— Begin RECORDS PROVIDED —

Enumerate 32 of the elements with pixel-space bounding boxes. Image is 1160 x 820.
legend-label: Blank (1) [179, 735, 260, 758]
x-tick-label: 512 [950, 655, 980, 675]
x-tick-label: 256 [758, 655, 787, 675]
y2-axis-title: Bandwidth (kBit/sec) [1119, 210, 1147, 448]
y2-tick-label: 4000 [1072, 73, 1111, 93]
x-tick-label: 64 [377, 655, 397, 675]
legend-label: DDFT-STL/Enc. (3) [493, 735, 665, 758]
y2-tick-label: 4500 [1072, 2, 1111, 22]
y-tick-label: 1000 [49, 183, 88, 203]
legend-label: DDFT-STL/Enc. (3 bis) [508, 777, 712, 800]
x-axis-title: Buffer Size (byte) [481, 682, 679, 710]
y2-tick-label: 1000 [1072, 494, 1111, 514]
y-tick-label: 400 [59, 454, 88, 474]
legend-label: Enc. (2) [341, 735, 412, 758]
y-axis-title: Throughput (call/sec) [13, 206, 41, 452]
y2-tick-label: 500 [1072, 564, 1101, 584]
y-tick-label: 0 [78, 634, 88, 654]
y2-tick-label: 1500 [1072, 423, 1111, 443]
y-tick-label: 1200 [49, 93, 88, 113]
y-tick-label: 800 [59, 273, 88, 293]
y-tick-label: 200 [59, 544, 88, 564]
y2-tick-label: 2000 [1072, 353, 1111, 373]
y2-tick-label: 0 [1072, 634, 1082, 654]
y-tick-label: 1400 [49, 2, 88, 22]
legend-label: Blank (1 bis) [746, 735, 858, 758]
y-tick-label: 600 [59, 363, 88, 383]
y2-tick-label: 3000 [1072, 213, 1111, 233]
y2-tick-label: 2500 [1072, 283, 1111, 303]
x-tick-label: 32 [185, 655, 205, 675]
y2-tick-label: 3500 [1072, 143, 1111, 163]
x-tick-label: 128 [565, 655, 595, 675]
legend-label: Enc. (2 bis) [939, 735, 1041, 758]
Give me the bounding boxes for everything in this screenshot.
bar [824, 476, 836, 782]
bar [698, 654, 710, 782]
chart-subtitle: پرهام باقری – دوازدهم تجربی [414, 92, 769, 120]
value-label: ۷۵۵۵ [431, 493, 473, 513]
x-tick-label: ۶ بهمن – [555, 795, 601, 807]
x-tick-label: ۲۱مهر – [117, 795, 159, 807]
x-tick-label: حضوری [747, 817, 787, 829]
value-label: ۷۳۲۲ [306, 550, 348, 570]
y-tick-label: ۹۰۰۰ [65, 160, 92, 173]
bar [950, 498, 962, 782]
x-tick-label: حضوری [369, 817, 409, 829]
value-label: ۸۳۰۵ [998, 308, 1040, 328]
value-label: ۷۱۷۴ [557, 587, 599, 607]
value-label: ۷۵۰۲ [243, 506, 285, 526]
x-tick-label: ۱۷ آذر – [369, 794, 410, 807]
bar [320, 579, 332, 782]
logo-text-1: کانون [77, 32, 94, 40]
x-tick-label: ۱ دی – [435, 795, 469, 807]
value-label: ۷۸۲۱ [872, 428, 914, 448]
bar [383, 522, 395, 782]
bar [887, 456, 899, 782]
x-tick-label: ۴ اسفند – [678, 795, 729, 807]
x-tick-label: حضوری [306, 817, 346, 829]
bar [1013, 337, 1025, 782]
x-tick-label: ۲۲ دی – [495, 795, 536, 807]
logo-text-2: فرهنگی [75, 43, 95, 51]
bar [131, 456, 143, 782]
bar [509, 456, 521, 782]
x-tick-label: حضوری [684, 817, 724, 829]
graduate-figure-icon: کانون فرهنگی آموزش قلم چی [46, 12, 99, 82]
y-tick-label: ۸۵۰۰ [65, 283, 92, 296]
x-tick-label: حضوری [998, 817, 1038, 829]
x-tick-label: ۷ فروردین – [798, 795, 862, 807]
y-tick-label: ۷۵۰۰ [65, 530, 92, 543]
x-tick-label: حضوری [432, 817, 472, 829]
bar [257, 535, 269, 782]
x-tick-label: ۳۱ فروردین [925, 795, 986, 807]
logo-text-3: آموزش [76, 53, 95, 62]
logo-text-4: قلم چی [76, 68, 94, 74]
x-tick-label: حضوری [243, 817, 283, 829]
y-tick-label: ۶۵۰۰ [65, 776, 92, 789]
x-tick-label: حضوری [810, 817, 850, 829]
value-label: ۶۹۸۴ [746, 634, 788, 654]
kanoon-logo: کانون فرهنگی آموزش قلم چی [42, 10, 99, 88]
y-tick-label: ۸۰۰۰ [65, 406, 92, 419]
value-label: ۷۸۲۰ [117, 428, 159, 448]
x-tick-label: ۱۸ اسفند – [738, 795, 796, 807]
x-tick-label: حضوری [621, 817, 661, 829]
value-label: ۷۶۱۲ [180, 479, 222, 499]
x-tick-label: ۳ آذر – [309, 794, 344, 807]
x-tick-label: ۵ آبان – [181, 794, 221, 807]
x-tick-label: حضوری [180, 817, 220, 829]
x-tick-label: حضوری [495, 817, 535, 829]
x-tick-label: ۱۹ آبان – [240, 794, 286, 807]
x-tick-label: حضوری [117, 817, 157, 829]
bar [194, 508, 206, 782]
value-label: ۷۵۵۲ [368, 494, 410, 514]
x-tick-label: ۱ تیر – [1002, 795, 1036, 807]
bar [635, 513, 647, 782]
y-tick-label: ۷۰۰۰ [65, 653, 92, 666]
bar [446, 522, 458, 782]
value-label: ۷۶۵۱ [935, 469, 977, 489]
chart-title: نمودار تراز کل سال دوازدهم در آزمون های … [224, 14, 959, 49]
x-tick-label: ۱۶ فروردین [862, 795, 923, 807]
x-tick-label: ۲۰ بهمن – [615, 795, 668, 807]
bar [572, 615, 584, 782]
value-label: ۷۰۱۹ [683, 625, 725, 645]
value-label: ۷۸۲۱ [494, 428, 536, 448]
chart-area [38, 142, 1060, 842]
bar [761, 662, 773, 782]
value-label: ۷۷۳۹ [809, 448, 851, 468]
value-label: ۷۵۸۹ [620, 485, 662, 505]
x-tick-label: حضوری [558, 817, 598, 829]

— End RECORDS PROVIDED —

YOUR OBJECTIVE: Return every line of the data above unchanged, from the first line to the last.

ANSWER TO THIS EXERCISE:
Enumerate 32 of the elements with pixel-space bounding boxes. Image is 1160 x 820.
legend-label: Blank (1) [179, 735, 260, 758]
x-tick-label: 512 [950, 655, 980, 675]
x-tick-label: 256 [758, 655, 787, 675]
y2-axis-title: Bandwidth (kBit/sec) [1119, 210, 1147, 448]
y2-tick-label: 4000 [1072, 73, 1111, 93]
x-tick-label: 64 [377, 655, 397, 675]
legend-label: DDFT-STL/Enc. (3) [493, 735, 665, 758]
y2-tick-label: 4500 [1072, 2, 1111, 22]
y-tick-label: 1000 [49, 183, 88, 203]
legend-label: DDFT-STL/Enc. (3 bis) [508, 777, 712, 800]
x-axis-title: Buffer Size (byte) [481, 682, 679, 710]
y2-tick-label: 1000 [1072, 494, 1111, 514]
y-tick-label: 400 [59, 454, 88, 474]
legend-label: Enc. (2) [341, 735, 412, 758]
y-axis-title: Throughput (call/sec) [13, 206, 41, 452]
y2-tick-label: 500 [1072, 564, 1101, 584]
y-tick-label: 0 [78, 634, 88, 654]
y2-tick-label: 1500 [1072, 423, 1111, 443]
y-tick-label: 1200 [49, 93, 88, 113]
y-tick-label: 800 [59, 273, 88, 293]
y-tick-label: 200 [59, 544, 88, 564]
y2-tick-label: 2000 [1072, 353, 1111, 373]
y2-tick-label: 0 [1072, 634, 1082, 654]
y-tick-label: 1400 [49, 2, 88, 22]
legend-label: Blank (1 bis) [746, 735, 858, 758]
y-tick-label: 600 [59, 363, 88, 383]
y2-tick-label: 3000 [1072, 213, 1111, 233]
y2-tick-label: 2500 [1072, 283, 1111, 303]
x-tick-label: 32 [185, 655, 205, 675]
y2-tick-label: 3500 [1072, 143, 1111, 163]
x-tick-label: 128 [565, 655, 595, 675]
legend-label: Enc. (2 bis) [939, 735, 1041, 758]
Give me the bounding boxes for everything in this screenshot.
bar [824, 476, 836, 782]
bar [698, 654, 710, 782]
chart-subtitle: پرهام باقری – دوازدهم تجربی [414, 92, 769, 120]
value-label: ۷۵۵۵ [431, 493, 473, 513]
x-tick-label: ۶ بهمن – [555, 795, 601, 807]
x-tick-label: ۲۱مهر – [117, 795, 159, 807]
x-tick-label: حضوری [747, 817, 787, 829]
value-label: ۷۳۲۲ [306, 550, 348, 570]
y-tick-label: ۹۰۰۰ [65, 160, 92, 173]
bar [950, 498, 962, 782]
x-tick-label: حضوری [369, 817, 409, 829]
value-label: ۸۳۰۵ [998, 308, 1040, 328]
value-label: ۷۱۷۴ [557, 587, 599, 607]
value-label: ۷۵۰۲ [243, 506, 285, 526]
x-tick-label: ۱۷ آذر – [369, 794, 410, 807]
bar [320, 579, 332, 782]
logo-text-1: کانون [77, 32, 94, 40]
x-tick-label: ۱ دی – [435, 795, 469, 807]
value-label: ۷۸۲۱ [872, 428, 914, 448]
bar [383, 522, 395, 782]
bar [887, 456, 899, 782]
x-tick-label: ۴ اسفند – [678, 795, 729, 807]
x-tick-label: حضوری [306, 817, 346, 829]
bar [1013, 337, 1025, 782]
x-tick-label: ۲۲ دی – [495, 795, 536, 807]
logo-text-2: فرهنگی [75, 43, 95, 51]
bar [131, 456, 143, 782]
bar [509, 456, 521, 782]
x-tick-label: حضوری [684, 817, 724, 829]
graduate-figure-icon: کانون فرهنگی آموزش قلم چی [46, 12, 99, 82]
y-tick-label: ۸۵۰۰ [65, 283, 92, 296]
x-tick-label: حضوری [998, 817, 1038, 829]
x-tick-label: ۷ فروردین – [798, 795, 862, 807]
y-tick-label: ۷۵۰۰ [65, 530, 92, 543]
x-tick-label: حضوری [432, 817, 472, 829]
bar [257, 535, 269, 782]
x-tick-label: ۳۱ فروردین [925, 795, 986, 807]
logo-text-3: آموزش [76, 53, 95, 62]
logo-text-4: قلم چی [76, 68, 94, 74]
x-tick-label: حضوری [243, 817, 283, 829]
y-tick-label: ۶۵۰۰ [65, 776, 92, 789]
x-tick-label: حضوری [810, 817, 850, 829]
value-label: ۶۹۸۴ [746, 634, 788, 654]
kanoon-logo: کانون فرهنگی آموزش قلم چی [42, 10, 99, 88]
y-tick-label: ۸۰۰۰ [65, 406, 92, 419]
value-label: ۷۸۲۰ [117, 428, 159, 448]
x-tick-label: ۱۸ اسفند – [738, 795, 796, 807]
x-tick-label: حضوری [621, 817, 661, 829]
value-label: ۷۶۱۲ [180, 479, 222, 499]
x-tick-label: ۳ آذر – [309, 794, 344, 807]
x-tick-label: ۵ آبان – [181, 794, 221, 807]
x-tick-label: حضوری [180, 817, 220, 829]
x-tick-label: حضوری [495, 817, 535, 829]
x-tick-label: ۱۹ آبان – [240, 794, 286, 807]
x-tick-label: حضوری [117, 817, 157, 829]
bar [194, 508, 206, 782]
value-label: ۷۵۵۲ [368, 494, 410, 514]
x-tick-label: ۱ تیر – [1002, 795, 1036, 807]
bar [635, 513, 647, 782]
y-tick-label: ۷۰۰۰ [65, 653, 92, 666]
bar [446, 522, 458, 782]
value-label: ۷۶۵۱ [935, 469, 977, 489]
chart-title: نمودار تراز کل سال دوازدهم در آزمون های … [224, 14, 959, 49]
x-tick-label: ۱۶ فروردین [862, 795, 923, 807]
x-tick-label: ۲۰ بهمن – [615, 795, 668, 807]
bar [572, 615, 584, 782]
value-label: ۷۰۱۹ [683, 625, 725, 645]
value-label: ۷۸۲۱ [494, 428, 536, 448]
chart-area [38, 142, 1060, 842]
bar [761, 662, 773, 782]
value-label: ۷۷۳۹ [809, 448, 851, 468]
value-label: ۷۵۸۹ [620, 485, 662, 505]
x-tick-label: حضوری [558, 817, 598, 829]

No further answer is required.